- **INSTRUCTION**
Retype the lines starting at the beginning of the records and ending at the line that contains "- process-exit-message: Process", keeping both of those lines.

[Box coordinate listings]
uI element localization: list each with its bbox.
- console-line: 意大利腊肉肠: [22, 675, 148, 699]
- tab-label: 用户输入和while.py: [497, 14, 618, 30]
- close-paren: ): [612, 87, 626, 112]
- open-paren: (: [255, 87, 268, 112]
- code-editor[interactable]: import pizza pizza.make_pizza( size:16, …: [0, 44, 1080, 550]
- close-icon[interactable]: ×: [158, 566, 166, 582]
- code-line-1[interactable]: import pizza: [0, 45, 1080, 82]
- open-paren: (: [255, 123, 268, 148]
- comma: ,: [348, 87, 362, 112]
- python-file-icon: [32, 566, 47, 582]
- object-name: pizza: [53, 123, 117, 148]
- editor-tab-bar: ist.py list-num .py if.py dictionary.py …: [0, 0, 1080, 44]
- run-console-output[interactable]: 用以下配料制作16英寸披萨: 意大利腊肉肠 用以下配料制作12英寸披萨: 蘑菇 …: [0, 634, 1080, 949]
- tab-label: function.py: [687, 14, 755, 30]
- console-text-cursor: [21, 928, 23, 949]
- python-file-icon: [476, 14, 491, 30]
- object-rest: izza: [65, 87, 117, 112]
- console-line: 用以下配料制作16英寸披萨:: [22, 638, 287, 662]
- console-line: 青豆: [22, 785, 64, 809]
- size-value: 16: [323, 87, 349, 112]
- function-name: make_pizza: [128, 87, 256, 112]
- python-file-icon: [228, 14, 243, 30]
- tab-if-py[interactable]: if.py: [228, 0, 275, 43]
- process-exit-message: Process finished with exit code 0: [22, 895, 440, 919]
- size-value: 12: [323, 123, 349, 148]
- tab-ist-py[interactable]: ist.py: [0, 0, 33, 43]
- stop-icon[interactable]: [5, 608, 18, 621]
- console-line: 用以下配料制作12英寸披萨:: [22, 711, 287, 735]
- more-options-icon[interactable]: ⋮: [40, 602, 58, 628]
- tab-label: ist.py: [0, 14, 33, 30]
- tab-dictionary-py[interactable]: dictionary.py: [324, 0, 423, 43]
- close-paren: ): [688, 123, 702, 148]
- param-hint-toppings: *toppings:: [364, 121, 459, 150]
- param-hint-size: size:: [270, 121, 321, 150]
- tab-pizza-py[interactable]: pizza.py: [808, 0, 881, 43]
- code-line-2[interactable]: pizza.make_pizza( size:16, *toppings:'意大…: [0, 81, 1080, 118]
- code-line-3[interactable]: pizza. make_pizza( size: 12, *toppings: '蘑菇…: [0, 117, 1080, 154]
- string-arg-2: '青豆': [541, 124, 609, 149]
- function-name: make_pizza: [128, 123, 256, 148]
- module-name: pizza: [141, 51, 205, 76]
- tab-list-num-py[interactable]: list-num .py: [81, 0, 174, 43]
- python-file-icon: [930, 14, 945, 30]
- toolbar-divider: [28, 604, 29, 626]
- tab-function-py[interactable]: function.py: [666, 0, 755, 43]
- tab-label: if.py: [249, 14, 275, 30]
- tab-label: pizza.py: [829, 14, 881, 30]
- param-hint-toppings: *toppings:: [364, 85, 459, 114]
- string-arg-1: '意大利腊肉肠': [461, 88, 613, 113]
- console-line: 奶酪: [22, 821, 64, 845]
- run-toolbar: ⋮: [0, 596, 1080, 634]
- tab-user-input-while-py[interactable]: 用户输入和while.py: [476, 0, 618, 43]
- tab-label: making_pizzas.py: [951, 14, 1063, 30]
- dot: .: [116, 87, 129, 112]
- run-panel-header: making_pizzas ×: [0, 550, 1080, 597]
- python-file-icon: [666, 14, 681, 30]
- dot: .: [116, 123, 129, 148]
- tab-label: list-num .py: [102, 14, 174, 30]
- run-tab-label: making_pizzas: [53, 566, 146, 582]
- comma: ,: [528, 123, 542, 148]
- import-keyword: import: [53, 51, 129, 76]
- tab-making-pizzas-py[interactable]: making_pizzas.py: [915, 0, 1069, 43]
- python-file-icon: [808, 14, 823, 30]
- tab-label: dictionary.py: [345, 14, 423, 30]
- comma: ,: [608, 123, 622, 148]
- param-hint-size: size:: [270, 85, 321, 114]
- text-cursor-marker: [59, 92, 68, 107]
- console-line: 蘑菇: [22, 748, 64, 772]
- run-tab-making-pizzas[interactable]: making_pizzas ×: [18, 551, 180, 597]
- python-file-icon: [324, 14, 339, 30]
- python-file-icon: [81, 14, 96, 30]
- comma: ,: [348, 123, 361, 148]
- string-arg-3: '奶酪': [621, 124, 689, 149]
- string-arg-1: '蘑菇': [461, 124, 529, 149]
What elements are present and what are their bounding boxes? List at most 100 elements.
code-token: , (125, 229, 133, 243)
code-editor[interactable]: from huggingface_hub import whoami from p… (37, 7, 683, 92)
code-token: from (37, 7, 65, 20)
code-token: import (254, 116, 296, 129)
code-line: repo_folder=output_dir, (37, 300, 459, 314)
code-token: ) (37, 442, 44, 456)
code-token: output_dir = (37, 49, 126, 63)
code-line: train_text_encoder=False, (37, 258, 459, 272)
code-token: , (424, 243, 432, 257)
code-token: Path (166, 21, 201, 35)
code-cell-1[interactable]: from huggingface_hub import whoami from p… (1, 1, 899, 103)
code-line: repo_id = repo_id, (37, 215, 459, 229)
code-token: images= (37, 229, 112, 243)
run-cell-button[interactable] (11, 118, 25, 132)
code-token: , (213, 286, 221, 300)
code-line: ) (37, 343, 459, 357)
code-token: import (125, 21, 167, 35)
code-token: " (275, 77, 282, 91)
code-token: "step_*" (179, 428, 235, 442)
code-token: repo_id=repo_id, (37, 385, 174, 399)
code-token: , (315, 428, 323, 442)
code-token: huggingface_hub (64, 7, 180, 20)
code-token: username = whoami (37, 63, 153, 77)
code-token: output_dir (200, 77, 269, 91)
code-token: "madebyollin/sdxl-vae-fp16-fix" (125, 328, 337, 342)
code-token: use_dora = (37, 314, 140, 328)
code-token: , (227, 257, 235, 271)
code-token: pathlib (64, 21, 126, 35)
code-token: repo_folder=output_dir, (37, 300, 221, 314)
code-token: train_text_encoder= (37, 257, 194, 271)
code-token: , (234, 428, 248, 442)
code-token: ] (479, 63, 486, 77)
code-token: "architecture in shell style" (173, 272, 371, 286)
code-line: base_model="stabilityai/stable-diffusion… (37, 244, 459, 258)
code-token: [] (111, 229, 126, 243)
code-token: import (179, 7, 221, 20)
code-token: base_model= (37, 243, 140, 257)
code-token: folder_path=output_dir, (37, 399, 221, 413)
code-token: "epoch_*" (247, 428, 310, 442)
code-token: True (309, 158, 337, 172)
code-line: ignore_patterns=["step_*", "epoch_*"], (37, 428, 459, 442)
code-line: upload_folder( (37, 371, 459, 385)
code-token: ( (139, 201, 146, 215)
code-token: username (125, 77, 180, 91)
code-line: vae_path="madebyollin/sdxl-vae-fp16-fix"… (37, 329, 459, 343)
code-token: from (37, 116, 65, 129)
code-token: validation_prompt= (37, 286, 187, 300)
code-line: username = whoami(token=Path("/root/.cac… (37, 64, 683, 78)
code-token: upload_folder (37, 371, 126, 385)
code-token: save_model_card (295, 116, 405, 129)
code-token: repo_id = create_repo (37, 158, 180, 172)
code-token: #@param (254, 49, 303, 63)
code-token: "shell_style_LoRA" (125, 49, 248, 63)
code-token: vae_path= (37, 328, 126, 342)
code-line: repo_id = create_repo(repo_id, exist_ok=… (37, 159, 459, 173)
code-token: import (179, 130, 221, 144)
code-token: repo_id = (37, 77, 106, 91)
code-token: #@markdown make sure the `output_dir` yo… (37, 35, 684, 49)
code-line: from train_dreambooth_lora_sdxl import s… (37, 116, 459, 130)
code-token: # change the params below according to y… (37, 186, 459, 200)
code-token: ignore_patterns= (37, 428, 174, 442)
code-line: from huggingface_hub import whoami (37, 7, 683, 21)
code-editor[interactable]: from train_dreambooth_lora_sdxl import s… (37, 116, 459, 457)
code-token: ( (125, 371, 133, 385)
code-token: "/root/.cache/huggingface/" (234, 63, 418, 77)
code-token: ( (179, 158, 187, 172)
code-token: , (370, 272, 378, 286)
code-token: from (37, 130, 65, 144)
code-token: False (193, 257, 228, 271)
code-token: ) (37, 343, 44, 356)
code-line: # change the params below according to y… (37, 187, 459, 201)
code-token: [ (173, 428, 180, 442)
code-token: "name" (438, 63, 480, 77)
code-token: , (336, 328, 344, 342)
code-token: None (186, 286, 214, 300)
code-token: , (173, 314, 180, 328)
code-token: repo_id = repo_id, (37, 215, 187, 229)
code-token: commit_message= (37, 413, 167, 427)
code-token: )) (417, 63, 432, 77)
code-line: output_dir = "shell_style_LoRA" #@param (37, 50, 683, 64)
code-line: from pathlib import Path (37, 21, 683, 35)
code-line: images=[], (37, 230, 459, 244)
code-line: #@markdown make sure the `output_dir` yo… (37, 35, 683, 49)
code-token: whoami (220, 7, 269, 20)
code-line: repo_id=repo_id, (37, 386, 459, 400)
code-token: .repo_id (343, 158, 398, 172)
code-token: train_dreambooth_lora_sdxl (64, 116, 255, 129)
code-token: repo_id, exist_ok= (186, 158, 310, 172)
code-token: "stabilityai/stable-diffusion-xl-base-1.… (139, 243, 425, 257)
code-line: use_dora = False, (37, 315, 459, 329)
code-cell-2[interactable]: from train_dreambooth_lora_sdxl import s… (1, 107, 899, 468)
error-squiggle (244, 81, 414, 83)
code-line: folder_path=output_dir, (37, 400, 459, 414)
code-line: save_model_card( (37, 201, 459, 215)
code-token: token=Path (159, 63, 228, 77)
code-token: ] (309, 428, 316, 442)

- **ANSWER TO THE PROBLEM**
uI element localization: list each with its bbox.
- console-line: 意大利腊肉肠: [22, 675, 148, 699]
- tab-label: 用户输入和while.py: [497, 14, 618, 30]
- close-paren: ): [612, 87, 626, 112]
- open-paren: (: [255, 87, 268, 112]
- code-editor[interactable]: import pizza pizza.make_pizza( size:16, …: [0, 44, 1080, 550]
- close-icon[interactable]: ×: [158, 566, 166, 582]
- code-line-1[interactable]: import pizza: [0, 45, 1080, 82]
- open-paren: (: [255, 123, 268, 148]
- comma: ,: [348, 87, 362, 112]
- python-file-icon: [32, 566, 47, 582]
- object-name: pizza: [53, 123, 117, 148]
- editor-tab-bar: ist.py list-num .py if.py dictionary.py …: [0, 0, 1080, 44]
- run-console-output[interactable]: 用以下配料制作16英寸披萨: 意大利腊肉肠 用以下配料制作12英寸披萨: 蘑菇 …: [0, 634, 1080, 949]
- tab-label: function.py: [687, 14, 755, 30]
- console-text-cursor: [21, 928, 23, 949]
- python-file-icon: [476, 14, 491, 30]
- object-rest: izza: [65, 87, 117, 112]
- console-line: 用以下配料制作16英寸披萨:: [22, 638, 287, 662]
- console-line: 青豆: [22, 785, 64, 809]
- size-value: 16: [323, 87, 349, 112]
- function-name: make_pizza: [128, 87, 256, 112]
- python-file-icon: [228, 14, 243, 30]
- tab-if-py[interactable]: if.py: [228, 0, 275, 43]
- process-exit-message: Process finished with exit code 0: [22, 895, 440, 919]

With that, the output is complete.